### WHAT IS BEING ASKED
Find how many lines of the listing include the string "JSON", and report only that figure.

### ENTRIES SUPPLIED

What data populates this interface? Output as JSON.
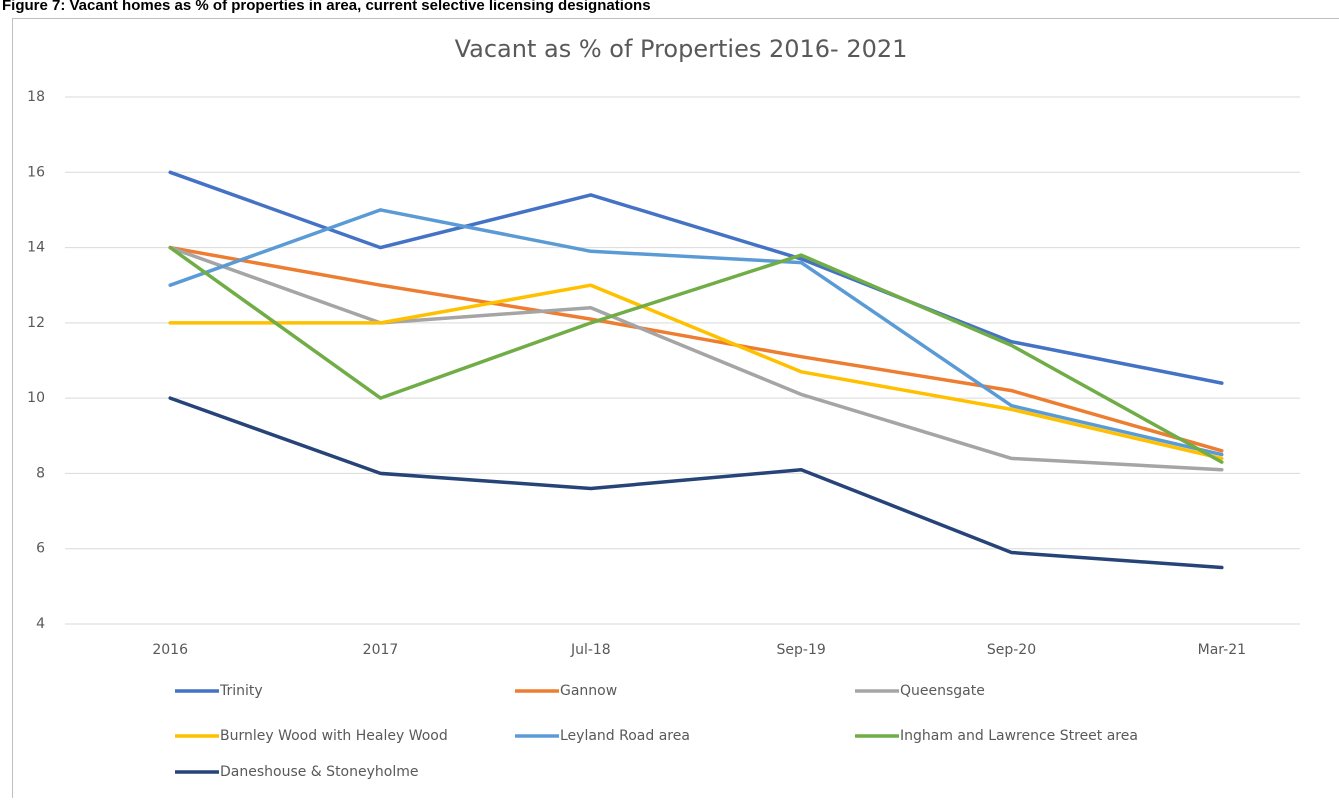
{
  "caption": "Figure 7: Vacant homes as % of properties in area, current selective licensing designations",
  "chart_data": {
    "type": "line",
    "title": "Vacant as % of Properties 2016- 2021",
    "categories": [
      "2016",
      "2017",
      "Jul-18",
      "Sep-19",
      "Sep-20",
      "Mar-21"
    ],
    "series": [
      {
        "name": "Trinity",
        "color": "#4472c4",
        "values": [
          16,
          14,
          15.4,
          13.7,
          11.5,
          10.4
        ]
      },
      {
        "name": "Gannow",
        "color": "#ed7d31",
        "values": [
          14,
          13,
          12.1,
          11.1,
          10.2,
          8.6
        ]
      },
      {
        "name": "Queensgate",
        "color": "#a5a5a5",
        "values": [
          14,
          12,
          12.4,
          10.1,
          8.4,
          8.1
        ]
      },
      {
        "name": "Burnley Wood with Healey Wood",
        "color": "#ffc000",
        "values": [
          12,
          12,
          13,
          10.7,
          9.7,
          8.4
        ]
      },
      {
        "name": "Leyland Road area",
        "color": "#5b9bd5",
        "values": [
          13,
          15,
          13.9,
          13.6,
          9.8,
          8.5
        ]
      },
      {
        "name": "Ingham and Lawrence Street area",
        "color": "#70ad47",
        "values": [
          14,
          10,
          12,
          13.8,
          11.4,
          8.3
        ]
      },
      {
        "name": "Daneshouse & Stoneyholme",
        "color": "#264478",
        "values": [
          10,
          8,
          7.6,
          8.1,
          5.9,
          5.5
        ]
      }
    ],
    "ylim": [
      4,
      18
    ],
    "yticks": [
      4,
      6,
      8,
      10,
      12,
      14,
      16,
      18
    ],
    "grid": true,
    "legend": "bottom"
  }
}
* * *
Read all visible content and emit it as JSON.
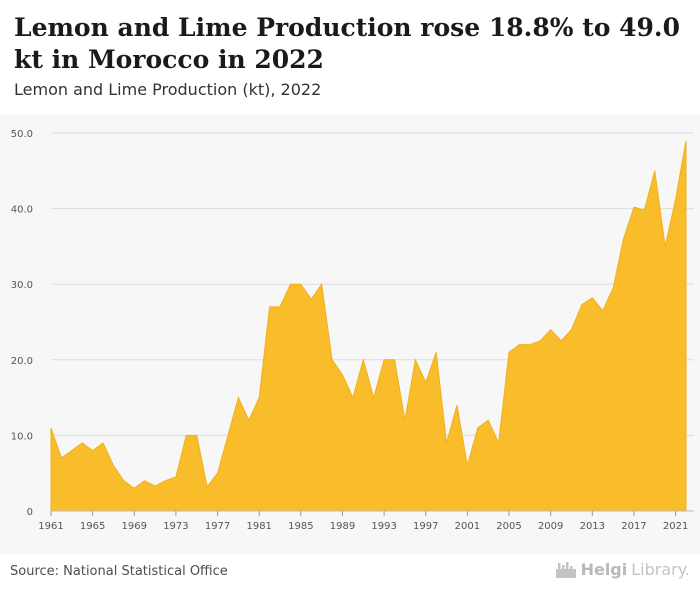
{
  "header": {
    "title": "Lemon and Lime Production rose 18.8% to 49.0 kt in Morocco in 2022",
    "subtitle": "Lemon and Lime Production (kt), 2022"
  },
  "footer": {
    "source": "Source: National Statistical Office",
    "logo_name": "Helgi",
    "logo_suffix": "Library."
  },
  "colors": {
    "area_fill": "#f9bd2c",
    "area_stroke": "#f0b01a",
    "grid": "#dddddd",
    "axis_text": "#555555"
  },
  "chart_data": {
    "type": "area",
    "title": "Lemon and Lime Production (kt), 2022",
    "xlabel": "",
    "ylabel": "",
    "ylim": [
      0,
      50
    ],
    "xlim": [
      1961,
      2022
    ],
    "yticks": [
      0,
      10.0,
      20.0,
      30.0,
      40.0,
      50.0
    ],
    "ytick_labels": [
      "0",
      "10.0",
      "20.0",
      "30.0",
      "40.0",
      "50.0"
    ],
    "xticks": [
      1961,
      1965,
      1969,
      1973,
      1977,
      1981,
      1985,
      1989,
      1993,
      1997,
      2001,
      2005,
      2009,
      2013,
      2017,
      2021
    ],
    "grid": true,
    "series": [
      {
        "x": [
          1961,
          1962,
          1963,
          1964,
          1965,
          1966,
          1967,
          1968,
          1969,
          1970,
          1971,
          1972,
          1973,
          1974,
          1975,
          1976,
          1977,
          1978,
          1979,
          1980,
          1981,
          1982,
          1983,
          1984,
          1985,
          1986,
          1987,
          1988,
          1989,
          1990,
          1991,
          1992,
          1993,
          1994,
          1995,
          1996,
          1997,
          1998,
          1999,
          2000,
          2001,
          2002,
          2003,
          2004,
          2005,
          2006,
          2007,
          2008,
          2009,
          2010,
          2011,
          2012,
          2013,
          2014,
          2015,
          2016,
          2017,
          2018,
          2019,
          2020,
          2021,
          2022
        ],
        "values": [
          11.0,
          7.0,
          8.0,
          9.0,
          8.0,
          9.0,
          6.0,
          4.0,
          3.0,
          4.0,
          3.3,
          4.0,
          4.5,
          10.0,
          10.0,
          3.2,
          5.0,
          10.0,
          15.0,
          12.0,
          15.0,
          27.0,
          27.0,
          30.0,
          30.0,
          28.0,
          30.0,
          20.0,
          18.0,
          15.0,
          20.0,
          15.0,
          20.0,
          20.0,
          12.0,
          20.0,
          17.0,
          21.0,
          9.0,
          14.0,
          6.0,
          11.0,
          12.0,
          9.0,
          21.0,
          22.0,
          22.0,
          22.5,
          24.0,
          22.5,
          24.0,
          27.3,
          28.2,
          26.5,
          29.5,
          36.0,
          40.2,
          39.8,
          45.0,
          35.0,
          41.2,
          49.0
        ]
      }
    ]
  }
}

### COMPLETE ANSWER
2